----- THE DATA

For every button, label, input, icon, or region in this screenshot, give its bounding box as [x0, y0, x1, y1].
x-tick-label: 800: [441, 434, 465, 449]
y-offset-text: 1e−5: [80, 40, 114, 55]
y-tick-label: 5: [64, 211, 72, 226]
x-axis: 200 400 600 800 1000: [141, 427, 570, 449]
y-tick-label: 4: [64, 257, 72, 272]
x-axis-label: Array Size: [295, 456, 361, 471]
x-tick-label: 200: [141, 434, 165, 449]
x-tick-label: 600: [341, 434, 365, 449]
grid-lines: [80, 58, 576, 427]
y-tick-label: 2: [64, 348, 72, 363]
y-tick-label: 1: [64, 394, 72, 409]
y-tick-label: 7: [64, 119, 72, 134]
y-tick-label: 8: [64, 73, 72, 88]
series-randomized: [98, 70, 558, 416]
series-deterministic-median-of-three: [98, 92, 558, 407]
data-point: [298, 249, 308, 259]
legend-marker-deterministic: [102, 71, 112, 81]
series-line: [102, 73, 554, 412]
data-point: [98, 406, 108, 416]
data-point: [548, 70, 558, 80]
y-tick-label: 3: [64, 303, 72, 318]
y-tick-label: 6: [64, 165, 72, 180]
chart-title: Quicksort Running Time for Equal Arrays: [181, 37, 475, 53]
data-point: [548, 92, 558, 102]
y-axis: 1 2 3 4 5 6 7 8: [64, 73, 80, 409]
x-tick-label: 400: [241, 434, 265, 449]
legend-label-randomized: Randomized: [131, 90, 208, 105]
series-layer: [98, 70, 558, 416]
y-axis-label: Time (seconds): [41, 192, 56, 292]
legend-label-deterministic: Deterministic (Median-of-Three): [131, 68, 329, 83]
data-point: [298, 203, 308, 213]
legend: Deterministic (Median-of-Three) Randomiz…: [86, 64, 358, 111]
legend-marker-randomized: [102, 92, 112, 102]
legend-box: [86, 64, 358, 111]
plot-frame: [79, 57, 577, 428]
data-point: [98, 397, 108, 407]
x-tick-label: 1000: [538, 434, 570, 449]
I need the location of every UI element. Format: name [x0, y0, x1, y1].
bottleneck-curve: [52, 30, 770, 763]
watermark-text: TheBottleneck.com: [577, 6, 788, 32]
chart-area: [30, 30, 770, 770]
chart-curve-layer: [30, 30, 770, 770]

----------

### [WORK TO BE COMPLETED]
Please copy out every one of the rows above, keeping each line unchanged.

### [COMPLETED EXERCISE]
For every button, label, input, icon, or region in this screenshot, give its bounding box as [x0, y0, x1, y1].
x-tick-label: 800: [441, 434, 465, 449]
y-offset-text: 1e−5: [80, 40, 114, 55]
y-tick-label: 5: [64, 211, 72, 226]
x-axis: 200 400 600 800 1000: [141, 427, 570, 449]
y-tick-label: 4: [64, 257, 72, 272]
x-axis-label: Array Size: [295, 456, 361, 471]
x-tick-label: 200: [141, 434, 165, 449]
x-tick-label: 600: [341, 434, 365, 449]
grid-lines: [80, 58, 576, 427]
y-tick-label: 2: [64, 348, 72, 363]
y-tick-label: 1: [64, 394, 72, 409]
y-tick-label: 7: [64, 119, 72, 134]
y-tick-label: 8: [64, 73, 72, 88]
series-randomized: [98, 70, 558, 416]
series-deterministic-median-of-three: [98, 92, 558, 407]
data-point: [298, 249, 308, 259]
legend-marker-deterministic: [102, 71, 112, 81]
series-line: [102, 73, 554, 412]
data-point: [98, 406, 108, 416]
data-point: [548, 70, 558, 80]
y-tick-label: 3: [64, 303, 72, 318]
y-tick-label: 6: [64, 165, 72, 180]
chart-title: Quicksort Running Time for Equal Arrays: [181, 37, 475, 53]
data-point: [548, 92, 558, 102]
y-axis: 1 2 3 4 5 6 7 8: [64, 73, 80, 409]
x-tick-label: 400: [241, 434, 265, 449]
legend-label-randomized: Randomized: [131, 90, 208, 105]
series-layer: [98, 70, 558, 416]
y-axis-label: Time (seconds): [41, 192, 56, 292]
legend-label-deterministic: Deterministic (Median-of-Three): [131, 68, 329, 83]
data-point: [298, 203, 308, 213]
legend: Deterministic (Median-of-Three) Randomiz…: [86, 64, 358, 111]
legend-marker-randomized: [102, 92, 112, 102]
legend-box: [86, 64, 358, 111]
plot-frame: [79, 57, 577, 428]
data-point: [98, 397, 108, 407]
x-tick-label: 1000: [538, 434, 570, 449]
I need the location of every UI element. Format: name [x0, y0, x1, y1].
bottleneck-curve: [52, 30, 770, 763]
watermark-text: TheBottleneck.com: [577, 6, 788, 32]
chart-area: [30, 30, 770, 770]
chart-curve-layer: [30, 30, 770, 770]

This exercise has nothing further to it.